## Task goal
Find how many lines in the data below mention "Total". Give the number only.

Data records:
┌────────
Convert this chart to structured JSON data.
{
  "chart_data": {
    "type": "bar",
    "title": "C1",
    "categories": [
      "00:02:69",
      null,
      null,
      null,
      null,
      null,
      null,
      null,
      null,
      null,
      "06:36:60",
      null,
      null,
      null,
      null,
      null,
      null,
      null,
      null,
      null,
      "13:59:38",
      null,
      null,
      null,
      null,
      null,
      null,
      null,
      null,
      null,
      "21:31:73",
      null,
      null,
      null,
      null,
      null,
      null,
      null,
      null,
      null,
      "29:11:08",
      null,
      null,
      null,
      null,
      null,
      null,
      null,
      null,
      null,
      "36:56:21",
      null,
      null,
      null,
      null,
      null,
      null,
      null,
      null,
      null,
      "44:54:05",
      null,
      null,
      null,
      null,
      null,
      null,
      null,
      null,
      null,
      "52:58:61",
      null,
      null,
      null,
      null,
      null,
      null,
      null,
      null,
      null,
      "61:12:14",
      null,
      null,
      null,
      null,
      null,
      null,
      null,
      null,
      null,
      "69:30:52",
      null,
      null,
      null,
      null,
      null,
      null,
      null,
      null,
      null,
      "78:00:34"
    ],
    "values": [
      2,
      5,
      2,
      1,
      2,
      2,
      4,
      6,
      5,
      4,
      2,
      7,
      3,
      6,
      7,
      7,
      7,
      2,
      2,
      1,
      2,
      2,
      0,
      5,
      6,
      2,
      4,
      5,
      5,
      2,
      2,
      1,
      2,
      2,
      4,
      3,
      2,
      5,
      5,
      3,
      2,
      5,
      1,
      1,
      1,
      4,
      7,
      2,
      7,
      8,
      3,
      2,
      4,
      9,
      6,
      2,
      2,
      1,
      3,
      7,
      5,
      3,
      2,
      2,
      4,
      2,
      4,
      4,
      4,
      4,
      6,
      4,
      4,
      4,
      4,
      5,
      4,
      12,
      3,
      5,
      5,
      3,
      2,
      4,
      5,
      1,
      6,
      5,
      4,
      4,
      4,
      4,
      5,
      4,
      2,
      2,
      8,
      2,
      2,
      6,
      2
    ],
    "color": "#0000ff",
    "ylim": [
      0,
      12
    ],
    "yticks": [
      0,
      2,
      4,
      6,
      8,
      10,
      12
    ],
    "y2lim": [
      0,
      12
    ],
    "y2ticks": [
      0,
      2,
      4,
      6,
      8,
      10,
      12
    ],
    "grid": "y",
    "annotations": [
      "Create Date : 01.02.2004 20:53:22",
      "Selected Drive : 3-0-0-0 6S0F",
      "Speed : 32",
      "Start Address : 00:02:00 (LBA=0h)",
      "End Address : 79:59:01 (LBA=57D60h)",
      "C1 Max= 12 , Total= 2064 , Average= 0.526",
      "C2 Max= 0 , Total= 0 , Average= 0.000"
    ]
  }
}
└────────
┌────────
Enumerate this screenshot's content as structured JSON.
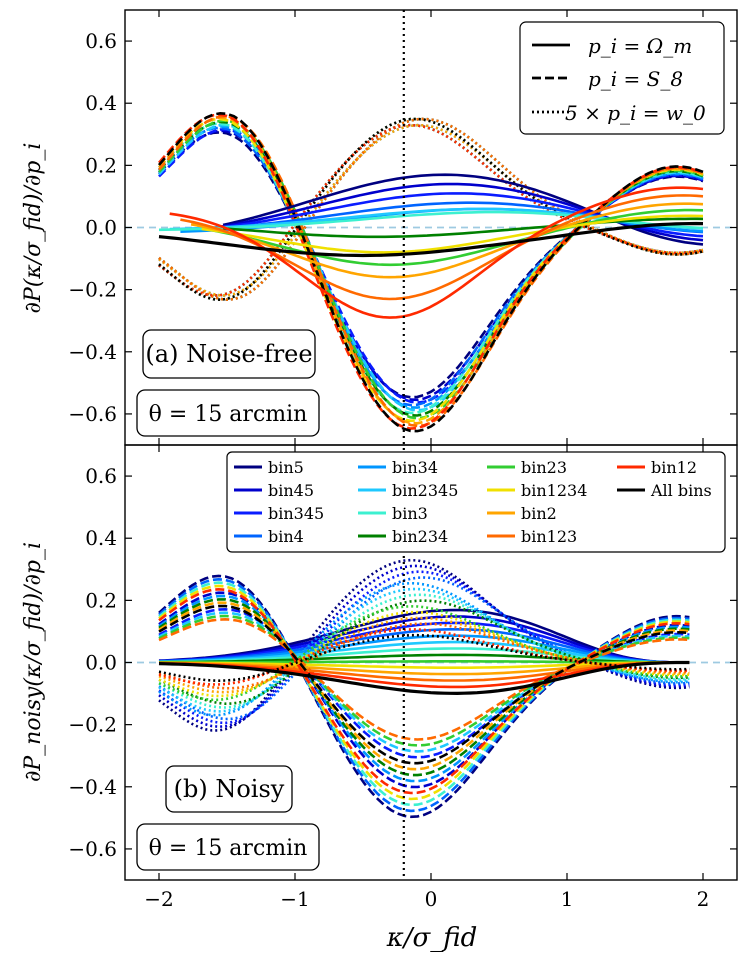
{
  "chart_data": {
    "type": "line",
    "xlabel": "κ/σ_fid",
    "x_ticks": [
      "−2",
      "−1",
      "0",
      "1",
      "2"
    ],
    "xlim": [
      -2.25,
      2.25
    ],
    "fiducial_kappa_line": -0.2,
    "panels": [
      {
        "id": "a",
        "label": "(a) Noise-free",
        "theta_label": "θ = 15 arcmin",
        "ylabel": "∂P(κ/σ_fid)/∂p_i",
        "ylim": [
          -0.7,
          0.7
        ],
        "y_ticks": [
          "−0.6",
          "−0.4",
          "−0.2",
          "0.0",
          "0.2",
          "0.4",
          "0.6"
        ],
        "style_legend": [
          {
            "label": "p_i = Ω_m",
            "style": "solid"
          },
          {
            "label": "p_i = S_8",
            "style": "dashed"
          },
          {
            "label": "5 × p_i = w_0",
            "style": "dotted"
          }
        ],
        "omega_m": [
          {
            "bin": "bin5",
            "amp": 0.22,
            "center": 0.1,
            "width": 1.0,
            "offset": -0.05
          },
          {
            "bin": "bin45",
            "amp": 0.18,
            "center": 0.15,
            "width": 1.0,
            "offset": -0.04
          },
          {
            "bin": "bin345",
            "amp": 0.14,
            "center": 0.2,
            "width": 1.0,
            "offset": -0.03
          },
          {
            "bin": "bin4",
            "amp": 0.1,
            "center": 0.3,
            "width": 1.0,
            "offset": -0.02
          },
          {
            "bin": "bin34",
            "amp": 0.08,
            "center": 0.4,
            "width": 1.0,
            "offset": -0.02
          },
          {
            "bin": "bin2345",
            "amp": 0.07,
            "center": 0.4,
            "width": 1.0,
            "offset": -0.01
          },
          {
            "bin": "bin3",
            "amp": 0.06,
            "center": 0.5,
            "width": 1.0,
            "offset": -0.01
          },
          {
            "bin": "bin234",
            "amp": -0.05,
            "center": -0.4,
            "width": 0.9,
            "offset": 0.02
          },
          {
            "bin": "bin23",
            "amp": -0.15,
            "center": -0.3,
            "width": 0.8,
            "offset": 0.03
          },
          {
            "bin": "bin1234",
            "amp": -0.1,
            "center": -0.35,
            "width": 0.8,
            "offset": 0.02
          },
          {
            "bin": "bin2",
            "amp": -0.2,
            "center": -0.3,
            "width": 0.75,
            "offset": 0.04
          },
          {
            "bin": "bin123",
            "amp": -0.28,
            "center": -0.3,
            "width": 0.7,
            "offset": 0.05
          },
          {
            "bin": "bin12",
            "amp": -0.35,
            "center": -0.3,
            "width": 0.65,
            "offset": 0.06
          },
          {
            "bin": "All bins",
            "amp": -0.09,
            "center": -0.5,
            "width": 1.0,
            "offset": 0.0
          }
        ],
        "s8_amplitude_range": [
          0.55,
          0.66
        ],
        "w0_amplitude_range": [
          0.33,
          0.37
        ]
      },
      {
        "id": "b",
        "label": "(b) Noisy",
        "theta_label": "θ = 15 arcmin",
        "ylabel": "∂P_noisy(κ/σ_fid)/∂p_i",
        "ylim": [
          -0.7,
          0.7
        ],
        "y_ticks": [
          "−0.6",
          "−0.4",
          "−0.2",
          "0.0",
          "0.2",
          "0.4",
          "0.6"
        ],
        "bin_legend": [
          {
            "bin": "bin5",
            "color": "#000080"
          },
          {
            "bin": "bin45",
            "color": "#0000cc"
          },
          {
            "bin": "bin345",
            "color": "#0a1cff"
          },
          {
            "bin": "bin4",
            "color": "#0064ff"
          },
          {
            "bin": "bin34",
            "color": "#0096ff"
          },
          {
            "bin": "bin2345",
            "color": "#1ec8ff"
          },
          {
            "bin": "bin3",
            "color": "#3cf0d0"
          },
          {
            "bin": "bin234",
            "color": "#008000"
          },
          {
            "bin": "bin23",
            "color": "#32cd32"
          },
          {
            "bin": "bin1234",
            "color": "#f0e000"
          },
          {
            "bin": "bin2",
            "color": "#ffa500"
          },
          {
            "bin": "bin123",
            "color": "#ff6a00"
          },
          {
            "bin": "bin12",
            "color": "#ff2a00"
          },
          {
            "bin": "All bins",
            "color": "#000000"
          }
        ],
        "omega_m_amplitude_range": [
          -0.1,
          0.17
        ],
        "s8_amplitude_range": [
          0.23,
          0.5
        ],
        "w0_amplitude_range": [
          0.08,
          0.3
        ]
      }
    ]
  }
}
└────────
## Finished task
2